Begin
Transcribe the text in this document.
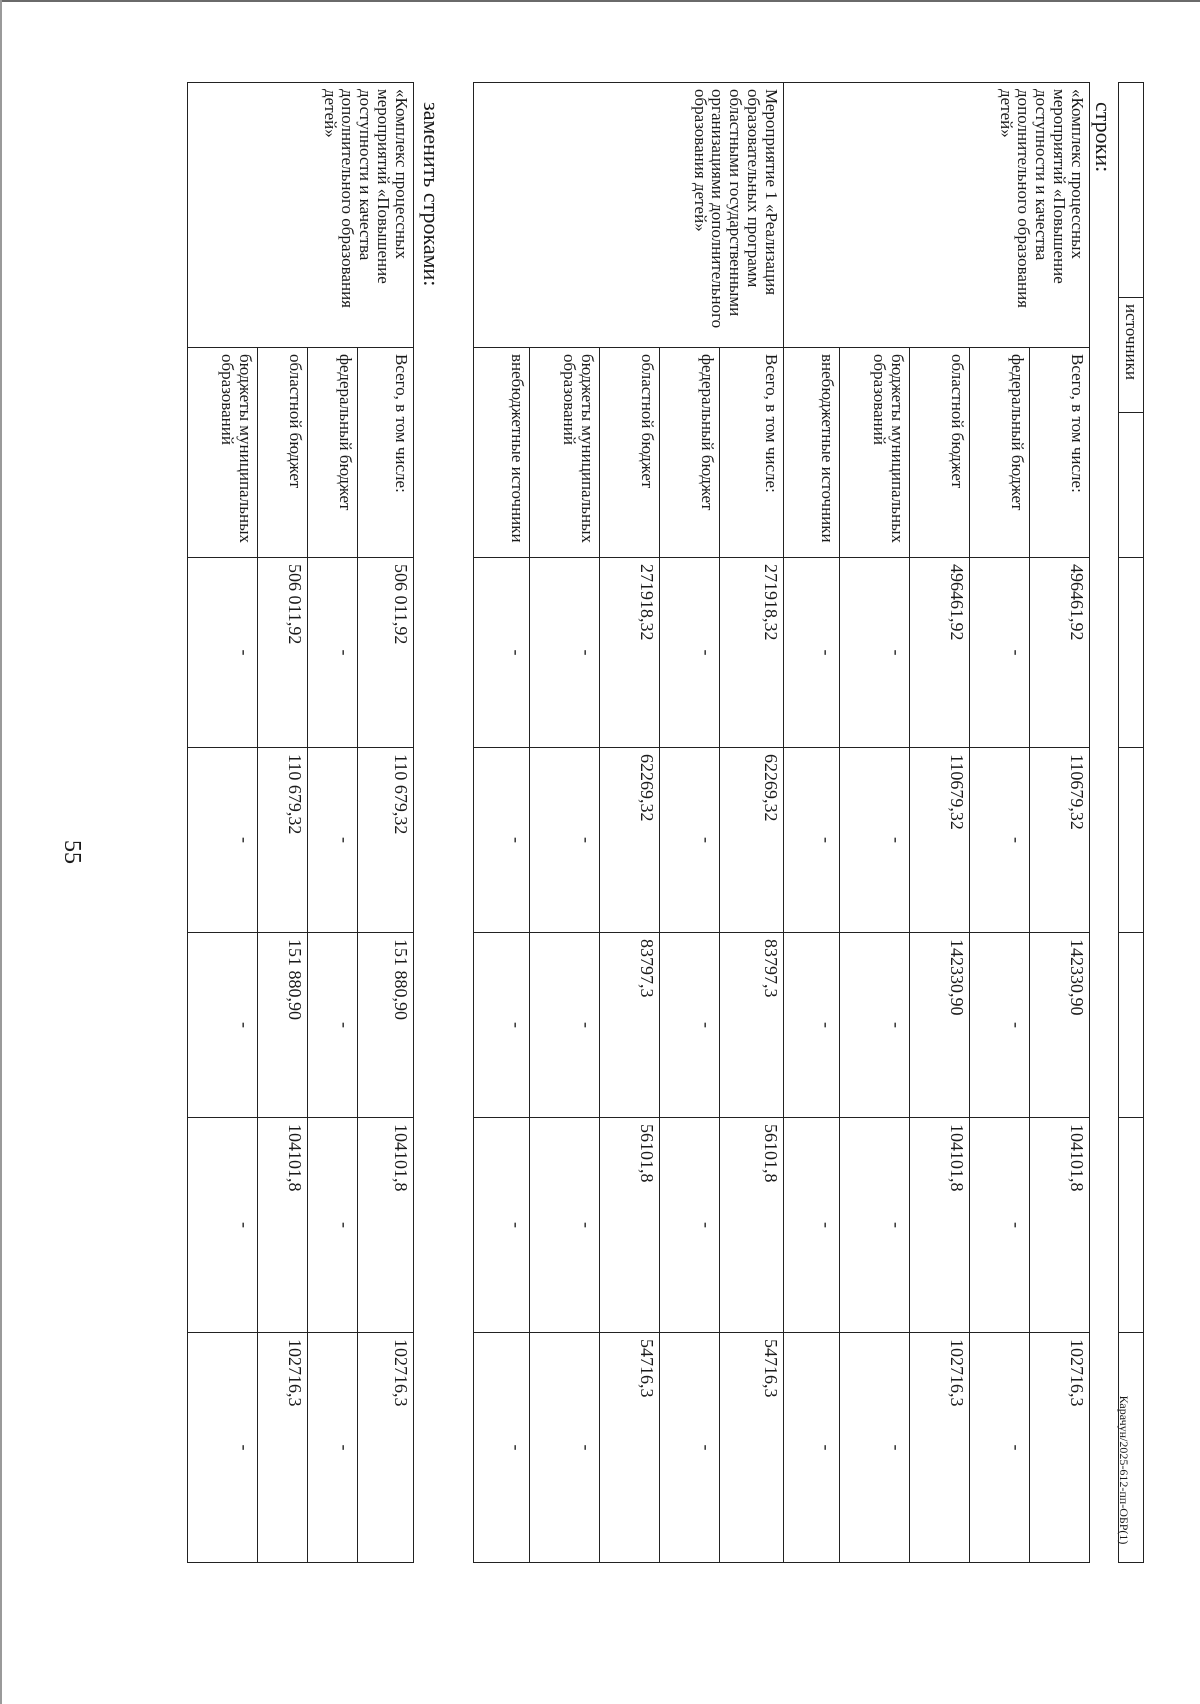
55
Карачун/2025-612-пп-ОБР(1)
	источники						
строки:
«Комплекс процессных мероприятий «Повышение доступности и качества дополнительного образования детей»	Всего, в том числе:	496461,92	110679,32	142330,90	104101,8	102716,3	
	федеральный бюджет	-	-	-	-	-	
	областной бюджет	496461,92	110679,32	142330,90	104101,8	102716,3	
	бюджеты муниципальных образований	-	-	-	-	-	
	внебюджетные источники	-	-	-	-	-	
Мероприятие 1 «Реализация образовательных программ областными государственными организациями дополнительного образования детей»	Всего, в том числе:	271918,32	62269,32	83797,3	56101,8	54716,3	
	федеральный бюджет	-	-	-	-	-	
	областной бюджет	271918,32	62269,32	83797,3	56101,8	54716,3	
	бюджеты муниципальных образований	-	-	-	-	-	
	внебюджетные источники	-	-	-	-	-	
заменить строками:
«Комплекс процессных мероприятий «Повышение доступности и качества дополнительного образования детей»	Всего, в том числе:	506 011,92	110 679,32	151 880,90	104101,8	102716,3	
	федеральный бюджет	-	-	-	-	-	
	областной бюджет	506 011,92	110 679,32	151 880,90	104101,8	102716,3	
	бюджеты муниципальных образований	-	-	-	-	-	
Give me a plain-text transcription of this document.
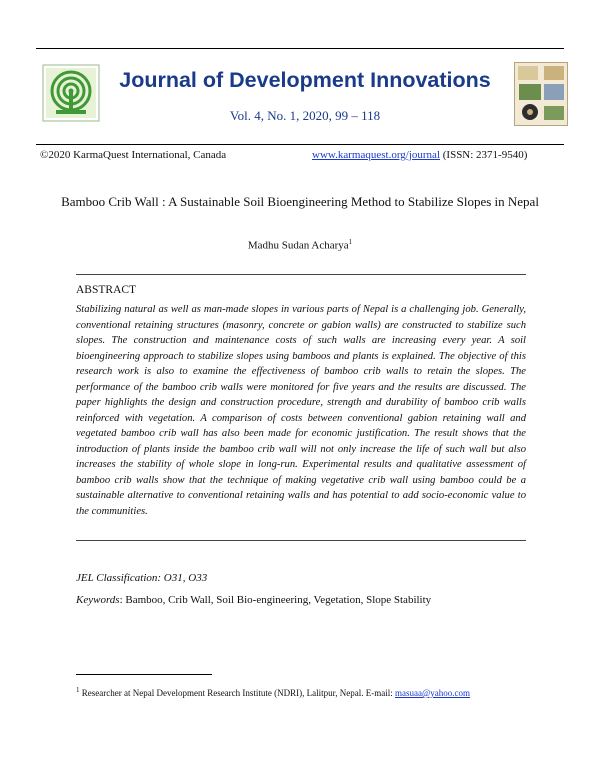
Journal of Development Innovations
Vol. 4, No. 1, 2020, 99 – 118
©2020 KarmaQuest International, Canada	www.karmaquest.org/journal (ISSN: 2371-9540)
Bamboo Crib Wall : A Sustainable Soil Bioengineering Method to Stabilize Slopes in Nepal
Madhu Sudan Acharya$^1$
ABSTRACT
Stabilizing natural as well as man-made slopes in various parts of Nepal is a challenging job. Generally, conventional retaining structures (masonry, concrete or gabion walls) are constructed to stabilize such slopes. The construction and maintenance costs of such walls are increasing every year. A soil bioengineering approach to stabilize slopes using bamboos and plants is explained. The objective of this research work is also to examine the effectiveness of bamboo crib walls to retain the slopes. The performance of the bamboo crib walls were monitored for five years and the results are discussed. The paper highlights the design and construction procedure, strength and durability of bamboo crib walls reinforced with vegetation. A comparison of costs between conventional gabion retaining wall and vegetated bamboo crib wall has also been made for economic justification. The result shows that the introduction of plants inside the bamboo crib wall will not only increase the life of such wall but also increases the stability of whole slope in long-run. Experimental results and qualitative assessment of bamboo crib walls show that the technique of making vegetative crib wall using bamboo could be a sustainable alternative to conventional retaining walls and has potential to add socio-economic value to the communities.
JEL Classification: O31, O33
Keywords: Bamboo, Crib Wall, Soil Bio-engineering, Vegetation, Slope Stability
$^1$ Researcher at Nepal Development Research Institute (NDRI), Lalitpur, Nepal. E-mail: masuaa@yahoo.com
End
▸ Set task
Set out every line from the material that contains the string "детей".

▸ Solution
«Комплекс процессных мероприятий «Повышение доступности и качества дополнительного образования детей»	Всего, в том числе:	496461,92	110679,32	142330,90	104101,8	102716,3	
Мероприятие 1 «Реализация образовательных программ областными государственными организациями дополнительного образования детей»	Всего, в том числе:	271918,32	62269,32	83797,3	56101,8	54716,3	
«Комплекс процессных мероприятий «Повышение доступности и качества дополнительного образования детей»	Всего, в том числе:	506 011,92	110 679,32	151 880,90	104101,8	102716,3	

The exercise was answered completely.